Available records:
■ ■ ■ ■

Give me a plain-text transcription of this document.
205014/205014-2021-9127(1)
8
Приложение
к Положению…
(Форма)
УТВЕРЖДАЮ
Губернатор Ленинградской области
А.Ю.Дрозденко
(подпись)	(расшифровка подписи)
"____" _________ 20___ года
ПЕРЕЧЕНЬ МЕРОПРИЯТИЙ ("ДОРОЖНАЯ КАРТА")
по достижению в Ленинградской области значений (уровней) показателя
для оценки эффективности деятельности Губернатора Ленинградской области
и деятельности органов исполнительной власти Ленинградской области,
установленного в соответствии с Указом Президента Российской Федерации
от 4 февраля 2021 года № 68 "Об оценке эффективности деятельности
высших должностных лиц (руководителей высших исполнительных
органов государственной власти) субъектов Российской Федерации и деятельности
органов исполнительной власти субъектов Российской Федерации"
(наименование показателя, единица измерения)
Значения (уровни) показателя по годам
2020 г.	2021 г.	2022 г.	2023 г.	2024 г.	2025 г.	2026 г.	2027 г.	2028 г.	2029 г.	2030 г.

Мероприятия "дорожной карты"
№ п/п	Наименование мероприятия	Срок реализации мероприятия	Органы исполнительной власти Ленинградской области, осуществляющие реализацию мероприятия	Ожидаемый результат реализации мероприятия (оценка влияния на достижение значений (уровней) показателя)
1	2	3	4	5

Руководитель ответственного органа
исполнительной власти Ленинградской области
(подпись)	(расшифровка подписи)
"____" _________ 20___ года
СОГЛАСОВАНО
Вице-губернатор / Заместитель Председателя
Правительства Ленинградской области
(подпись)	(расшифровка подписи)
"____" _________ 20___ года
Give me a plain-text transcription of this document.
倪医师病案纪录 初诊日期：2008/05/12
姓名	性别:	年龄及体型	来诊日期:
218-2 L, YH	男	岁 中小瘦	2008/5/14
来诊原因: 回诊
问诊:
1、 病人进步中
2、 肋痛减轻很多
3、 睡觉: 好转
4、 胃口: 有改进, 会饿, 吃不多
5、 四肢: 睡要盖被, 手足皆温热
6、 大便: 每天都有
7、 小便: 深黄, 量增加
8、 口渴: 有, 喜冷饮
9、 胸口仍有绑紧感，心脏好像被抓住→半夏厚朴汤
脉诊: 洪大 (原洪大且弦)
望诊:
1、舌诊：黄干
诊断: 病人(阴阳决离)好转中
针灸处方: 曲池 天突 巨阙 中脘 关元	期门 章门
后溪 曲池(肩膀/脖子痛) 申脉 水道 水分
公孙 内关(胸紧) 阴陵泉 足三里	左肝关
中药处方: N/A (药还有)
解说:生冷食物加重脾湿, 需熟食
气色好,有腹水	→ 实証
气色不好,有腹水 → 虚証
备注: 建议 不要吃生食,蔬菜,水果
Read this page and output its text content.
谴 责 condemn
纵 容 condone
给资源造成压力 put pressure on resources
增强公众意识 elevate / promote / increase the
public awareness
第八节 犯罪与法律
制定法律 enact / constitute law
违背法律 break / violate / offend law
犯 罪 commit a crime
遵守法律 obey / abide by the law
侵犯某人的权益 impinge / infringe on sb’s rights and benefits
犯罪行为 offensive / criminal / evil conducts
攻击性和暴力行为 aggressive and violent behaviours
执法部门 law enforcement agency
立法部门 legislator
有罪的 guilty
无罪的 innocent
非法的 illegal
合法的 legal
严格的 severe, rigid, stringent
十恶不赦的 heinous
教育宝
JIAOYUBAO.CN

■ ■ ■ ■

Written task: In the listing above, locate each line with "области" and copy it.

Answer to the exercise:
Губернатор Ленинградской области
по достижению в Ленинградской области значений (уровней) показателя
для оценки эффективности деятельности Губернатора Ленинградской области
и деятельности органов исполнительной власти Ленинградской области,
№ п/п	Наименование мероприятия	Срок реализации мероприятия	Органы исполнительной власти Ленинградской области, осуществляющие реализацию мероприятия	Ожидаемый результат реализации мероприятия (оценка влияния на достижение значений (уровней) показателя)
исполнительной власти Ленинградской области
Правительства Ленинградской области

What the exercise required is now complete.